--- Supplied data ---

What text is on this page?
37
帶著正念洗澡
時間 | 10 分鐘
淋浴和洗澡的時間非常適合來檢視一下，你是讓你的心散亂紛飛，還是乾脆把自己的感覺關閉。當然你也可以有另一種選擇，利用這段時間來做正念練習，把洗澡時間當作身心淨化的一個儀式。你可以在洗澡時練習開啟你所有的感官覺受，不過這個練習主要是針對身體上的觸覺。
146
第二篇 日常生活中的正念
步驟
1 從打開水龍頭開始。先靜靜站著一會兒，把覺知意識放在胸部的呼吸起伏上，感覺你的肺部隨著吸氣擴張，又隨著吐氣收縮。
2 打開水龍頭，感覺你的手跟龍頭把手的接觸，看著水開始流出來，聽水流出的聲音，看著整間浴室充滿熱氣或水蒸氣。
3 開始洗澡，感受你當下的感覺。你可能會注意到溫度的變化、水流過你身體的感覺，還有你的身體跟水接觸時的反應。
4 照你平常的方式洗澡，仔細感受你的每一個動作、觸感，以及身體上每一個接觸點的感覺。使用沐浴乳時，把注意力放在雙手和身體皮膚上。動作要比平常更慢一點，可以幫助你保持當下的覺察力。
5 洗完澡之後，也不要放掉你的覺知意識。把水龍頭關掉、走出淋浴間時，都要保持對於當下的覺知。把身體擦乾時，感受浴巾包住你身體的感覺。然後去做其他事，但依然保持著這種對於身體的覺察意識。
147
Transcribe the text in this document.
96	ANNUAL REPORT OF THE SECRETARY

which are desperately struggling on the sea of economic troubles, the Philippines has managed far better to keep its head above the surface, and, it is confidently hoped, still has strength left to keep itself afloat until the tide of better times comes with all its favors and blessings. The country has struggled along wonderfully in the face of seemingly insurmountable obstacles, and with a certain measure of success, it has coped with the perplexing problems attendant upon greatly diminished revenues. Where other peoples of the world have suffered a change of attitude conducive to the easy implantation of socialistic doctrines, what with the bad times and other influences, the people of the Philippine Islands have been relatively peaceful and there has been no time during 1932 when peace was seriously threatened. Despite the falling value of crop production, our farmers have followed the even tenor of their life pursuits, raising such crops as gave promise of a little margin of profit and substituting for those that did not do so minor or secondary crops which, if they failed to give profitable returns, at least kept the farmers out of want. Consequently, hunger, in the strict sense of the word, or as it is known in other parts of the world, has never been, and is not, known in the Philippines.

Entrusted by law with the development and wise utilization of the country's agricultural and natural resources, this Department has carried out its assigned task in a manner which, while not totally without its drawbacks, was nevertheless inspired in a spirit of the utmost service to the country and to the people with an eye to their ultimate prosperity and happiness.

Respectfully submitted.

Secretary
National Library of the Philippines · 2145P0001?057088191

---

Each line above that includes "this" should be shown.

What text is on this page?
Transcribe the text in this document.
Entrusted by law with the development and wise utilization of the country's agricultural and natural resources, this Department has carried out its assigned task in a manner which, while not totally without its drawbacks, was nevertheless inspired in a spirit of the utmost service to the country and to the people with an eye to their ultimate prosperity and happiness.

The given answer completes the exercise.